### WORKING DATA
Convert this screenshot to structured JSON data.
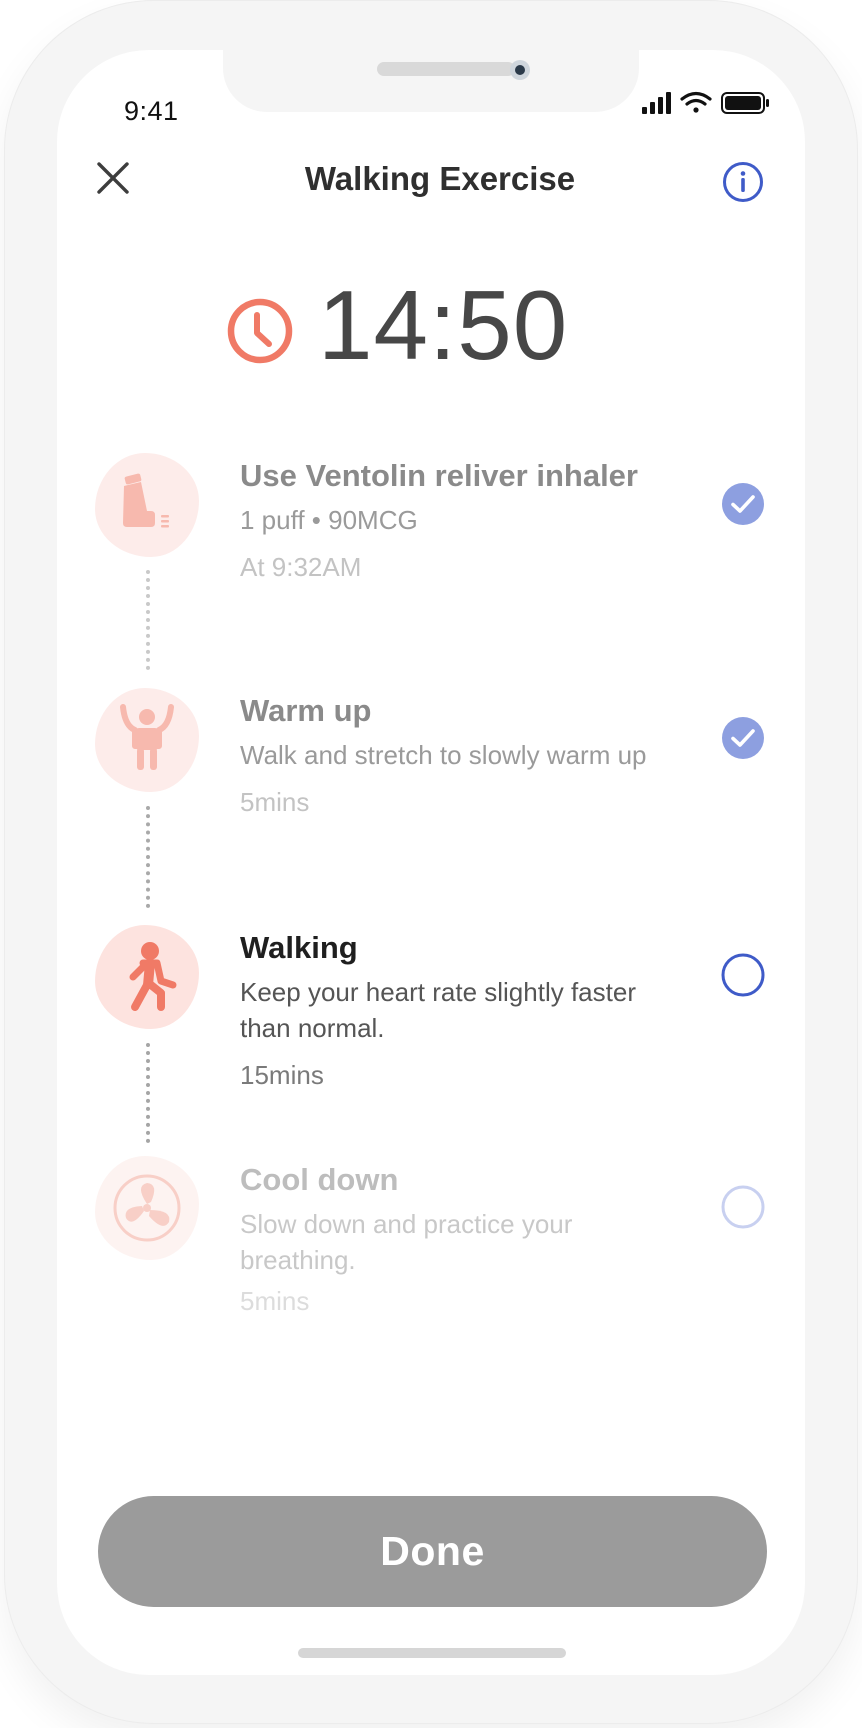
{
  "status_bar": {
    "time": "9:41"
  },
  "header": {
    "title": "Walking Exercise"
  },
  "timer": {
    "value": "14:50"
  },
  "steps": [
    {
      "icon": "inhaler-icon",
      "title": "Use Ventolin reliver inhaler",
      "description": "1 puff • 90MCG",
      "meta": "At 9:32AM",
      "completed": true
    },
    {
      "icon": "warm-up-person-icon",
      "title": "Warm up",
      "description": "Walk and stretch to slowly warm up",
      "meta": "5mins",
      "completed": true
    },
    {
      "icon": "walking-person-icon",
      "title": "Walking",
      "description": "Keep your heart rate slightly faster than normal.",
      "meta": "15mins",
      "completed": false,
      "current": true
    },
    {
      "icon": "fan-icon",
      "title": "Cool down",
      "description": "Slow down and practice your breathing.",
      "meta": "5mins",
      "completed": false
    }
  ],
  "footer": {
    "done_label": "Done"
  },
  "colors": {
    "accent": "#3f5bc8",
    "check_done": "#8d9fe0",
    "coral": "#f07a66",
    "button_disabled": "#9b9b9b"
  }
}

### WORK TO DO
Restate the listing above word for word, and skip the pictures.

### OUTPUT
Convert this screenshot to structured JSON data.
{
  "status_bar": {
    "time": "9:41"
  },
  "header": {
    "title": "Walking Exercise"
  },
  "timer": {
    "value": "14:50"
  },
  "steps": [
    {
      "icon": "inhaler-icon",
      "title": "Use Ventolin reliver inhaler",
      "description": "1 puff • 90MCG",
      "meta": "At 9:32AM",
      "completed": true
    },
    {
      "icon": "warm-up-person-icon",
      "title": "Warm up",
      "description": "Walk and stretch to slowly warm up",
      "meta": "5mins",
      "completed": true
    },
    {
      "icon": "walking-person-icon",
      "title": "Walking",
      "description": "Keep your heart rate slightly faster than normal.",
      "meta": "15mins",
      "completed": false,
      "current": true
    },
    {
      "icon": "fan-icon",
      "title": "Cool down",
      "description": "Slow down and practice your breathing.",
      "meta": "5mins",
      "completed": false
    }
  ],
  "footer": {
    "done_label": "Done"
  },
  "colors": {
    "accent": "#3f5bc8",
    "check_done": "#8d9fe0",
    "coral": "#f07a66",
    "button_disabled": "#9b9b9b"
  }
}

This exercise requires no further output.